The problem: Seek out every line containing the word "periods", and copy each.

*** Extracted entries ***

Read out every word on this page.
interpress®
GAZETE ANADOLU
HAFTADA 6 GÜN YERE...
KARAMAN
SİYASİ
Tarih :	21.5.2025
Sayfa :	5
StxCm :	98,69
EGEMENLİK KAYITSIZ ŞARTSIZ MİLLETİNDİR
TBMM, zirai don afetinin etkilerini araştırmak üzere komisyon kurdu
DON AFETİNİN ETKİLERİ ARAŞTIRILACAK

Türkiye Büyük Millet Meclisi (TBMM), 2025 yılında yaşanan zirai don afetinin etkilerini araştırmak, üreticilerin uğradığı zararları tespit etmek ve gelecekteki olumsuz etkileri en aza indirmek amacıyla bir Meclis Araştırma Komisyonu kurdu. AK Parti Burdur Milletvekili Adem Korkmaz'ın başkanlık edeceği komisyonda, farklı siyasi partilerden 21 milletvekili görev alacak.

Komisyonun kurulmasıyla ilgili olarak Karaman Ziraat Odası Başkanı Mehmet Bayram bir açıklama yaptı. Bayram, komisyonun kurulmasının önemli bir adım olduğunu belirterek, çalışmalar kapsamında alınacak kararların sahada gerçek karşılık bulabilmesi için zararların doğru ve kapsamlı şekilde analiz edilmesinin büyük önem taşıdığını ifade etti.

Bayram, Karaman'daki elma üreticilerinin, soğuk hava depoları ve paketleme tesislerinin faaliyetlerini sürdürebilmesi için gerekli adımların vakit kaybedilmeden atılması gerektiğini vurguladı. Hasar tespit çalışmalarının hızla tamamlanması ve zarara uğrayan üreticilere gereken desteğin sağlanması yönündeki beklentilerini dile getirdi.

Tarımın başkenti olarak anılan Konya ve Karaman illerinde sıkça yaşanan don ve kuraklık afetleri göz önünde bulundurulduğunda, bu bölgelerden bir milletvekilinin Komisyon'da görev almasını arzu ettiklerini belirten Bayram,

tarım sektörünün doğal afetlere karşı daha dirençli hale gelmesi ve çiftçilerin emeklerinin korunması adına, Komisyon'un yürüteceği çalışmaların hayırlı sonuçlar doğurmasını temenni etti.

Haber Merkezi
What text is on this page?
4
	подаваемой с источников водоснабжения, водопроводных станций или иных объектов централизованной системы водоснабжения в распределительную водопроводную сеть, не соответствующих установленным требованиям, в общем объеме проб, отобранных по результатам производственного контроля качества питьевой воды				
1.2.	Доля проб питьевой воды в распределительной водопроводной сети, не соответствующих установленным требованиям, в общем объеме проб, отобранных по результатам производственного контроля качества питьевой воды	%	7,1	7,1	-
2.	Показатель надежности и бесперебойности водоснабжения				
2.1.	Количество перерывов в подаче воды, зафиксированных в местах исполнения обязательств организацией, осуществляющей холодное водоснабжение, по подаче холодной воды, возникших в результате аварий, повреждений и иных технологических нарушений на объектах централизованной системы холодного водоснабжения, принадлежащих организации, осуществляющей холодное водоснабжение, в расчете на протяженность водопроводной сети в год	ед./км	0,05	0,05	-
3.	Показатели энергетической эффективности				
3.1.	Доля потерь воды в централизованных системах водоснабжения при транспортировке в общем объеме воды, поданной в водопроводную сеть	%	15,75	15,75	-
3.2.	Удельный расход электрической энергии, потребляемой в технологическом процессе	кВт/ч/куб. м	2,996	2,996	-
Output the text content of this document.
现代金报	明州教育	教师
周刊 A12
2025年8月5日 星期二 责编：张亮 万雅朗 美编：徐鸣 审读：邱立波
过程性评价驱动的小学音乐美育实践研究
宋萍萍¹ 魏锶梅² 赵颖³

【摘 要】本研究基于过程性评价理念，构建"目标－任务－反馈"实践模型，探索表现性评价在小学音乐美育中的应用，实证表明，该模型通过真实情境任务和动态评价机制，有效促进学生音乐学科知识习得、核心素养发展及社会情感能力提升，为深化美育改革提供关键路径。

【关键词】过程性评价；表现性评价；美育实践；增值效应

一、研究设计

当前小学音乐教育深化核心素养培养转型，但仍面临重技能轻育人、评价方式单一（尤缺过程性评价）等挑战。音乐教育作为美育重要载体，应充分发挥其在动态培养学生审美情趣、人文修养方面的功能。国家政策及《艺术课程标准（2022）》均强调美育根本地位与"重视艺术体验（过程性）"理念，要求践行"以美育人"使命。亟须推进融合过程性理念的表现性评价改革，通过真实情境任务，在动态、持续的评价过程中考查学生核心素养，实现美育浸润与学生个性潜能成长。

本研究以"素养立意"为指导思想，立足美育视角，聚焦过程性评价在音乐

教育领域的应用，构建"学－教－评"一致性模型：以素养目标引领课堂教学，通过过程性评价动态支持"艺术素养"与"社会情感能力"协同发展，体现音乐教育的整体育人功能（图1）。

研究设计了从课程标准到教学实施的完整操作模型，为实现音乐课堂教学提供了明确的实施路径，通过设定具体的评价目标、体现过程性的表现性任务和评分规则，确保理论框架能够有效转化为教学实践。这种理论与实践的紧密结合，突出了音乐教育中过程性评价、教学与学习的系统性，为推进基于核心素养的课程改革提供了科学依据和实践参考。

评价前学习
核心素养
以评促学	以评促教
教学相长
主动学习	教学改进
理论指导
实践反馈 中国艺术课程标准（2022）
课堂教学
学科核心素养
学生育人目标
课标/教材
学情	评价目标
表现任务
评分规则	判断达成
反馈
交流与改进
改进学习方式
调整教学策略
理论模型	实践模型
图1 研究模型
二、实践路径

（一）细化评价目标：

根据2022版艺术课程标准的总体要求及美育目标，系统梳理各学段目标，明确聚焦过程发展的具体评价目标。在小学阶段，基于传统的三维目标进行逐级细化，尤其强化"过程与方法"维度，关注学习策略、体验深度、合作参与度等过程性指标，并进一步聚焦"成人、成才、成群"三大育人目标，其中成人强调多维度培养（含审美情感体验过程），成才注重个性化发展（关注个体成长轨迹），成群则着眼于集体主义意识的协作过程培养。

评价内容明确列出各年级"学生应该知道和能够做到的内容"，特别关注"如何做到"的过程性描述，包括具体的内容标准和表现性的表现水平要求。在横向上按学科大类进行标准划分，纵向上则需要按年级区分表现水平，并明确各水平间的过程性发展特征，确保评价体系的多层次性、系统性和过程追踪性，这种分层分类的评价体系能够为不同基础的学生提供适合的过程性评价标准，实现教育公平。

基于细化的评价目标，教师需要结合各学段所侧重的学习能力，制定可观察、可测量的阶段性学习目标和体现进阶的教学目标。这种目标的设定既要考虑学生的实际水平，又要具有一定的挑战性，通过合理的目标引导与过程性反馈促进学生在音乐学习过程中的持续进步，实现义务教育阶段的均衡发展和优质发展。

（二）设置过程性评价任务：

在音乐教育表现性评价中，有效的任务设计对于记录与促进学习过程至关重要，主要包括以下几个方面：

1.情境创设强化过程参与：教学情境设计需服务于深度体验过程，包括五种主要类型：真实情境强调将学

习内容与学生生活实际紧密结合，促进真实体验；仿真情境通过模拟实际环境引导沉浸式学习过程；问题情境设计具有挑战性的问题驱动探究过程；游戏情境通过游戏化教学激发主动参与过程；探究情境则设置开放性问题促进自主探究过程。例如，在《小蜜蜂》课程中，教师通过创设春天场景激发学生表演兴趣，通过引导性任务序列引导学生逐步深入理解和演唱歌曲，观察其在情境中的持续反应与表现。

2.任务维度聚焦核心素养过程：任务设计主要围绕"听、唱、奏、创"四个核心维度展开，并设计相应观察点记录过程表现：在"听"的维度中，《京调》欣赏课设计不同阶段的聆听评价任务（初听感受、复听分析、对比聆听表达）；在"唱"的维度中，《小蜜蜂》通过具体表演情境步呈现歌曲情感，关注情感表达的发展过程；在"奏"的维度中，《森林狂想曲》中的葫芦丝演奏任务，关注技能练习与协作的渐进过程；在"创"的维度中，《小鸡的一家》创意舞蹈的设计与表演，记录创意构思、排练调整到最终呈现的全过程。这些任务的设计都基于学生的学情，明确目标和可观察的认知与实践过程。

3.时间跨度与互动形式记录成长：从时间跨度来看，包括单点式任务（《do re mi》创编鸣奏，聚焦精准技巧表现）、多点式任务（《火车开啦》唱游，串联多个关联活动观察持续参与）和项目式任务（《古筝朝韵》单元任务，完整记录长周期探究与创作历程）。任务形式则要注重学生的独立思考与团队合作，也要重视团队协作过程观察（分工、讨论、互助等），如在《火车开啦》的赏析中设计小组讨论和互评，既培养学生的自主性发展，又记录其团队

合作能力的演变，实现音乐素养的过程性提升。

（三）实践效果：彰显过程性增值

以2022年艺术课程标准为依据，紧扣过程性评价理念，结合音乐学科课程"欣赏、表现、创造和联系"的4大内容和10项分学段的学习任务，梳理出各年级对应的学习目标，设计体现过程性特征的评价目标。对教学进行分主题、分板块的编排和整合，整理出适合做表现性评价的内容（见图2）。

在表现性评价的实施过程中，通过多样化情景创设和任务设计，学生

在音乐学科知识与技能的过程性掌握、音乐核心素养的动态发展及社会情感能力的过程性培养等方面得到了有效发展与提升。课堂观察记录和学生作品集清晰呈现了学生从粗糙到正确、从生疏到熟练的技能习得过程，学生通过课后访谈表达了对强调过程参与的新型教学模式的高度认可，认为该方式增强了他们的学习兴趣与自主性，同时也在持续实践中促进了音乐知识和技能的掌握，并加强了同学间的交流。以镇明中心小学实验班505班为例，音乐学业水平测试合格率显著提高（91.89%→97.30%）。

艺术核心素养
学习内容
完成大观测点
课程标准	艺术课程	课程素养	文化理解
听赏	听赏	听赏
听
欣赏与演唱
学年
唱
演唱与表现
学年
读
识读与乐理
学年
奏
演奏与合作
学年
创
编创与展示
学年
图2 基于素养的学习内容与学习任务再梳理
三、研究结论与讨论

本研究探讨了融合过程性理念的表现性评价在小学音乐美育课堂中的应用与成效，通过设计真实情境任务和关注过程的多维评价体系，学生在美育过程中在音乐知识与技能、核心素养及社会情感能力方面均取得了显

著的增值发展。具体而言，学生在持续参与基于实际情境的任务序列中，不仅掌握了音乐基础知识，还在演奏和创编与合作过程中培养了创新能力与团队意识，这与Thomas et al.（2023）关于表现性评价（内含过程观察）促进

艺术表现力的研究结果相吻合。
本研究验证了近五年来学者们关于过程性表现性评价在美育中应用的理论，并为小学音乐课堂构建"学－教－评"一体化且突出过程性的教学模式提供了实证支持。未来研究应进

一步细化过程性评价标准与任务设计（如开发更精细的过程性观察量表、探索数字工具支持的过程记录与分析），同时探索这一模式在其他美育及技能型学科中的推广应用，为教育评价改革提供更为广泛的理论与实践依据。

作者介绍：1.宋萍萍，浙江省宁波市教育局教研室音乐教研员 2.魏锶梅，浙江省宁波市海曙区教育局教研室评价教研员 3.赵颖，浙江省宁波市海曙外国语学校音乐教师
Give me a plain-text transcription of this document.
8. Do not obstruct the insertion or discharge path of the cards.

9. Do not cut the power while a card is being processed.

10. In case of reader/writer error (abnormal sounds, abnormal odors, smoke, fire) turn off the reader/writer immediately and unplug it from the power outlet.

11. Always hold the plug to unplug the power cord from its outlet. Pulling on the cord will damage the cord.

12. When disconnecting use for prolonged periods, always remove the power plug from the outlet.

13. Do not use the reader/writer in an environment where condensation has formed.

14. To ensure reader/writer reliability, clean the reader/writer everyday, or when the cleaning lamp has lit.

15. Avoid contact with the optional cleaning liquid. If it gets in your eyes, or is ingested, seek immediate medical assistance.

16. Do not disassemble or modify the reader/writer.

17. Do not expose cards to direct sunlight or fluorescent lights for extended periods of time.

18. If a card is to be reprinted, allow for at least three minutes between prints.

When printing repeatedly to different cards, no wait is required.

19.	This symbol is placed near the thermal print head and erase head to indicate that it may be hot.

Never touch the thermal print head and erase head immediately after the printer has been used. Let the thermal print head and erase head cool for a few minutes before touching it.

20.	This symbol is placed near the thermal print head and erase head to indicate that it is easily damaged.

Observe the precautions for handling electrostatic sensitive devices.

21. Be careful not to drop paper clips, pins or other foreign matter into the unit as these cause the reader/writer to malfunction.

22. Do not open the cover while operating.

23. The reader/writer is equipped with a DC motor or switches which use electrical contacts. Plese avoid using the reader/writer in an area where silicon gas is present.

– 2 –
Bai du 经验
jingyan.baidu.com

***

The result:
12. When disconnecting use for prolonged periods, always remove the power plug from the outlet.
17. Do not expose cards to direct sunlight or fluorescent lights for extended periods of time.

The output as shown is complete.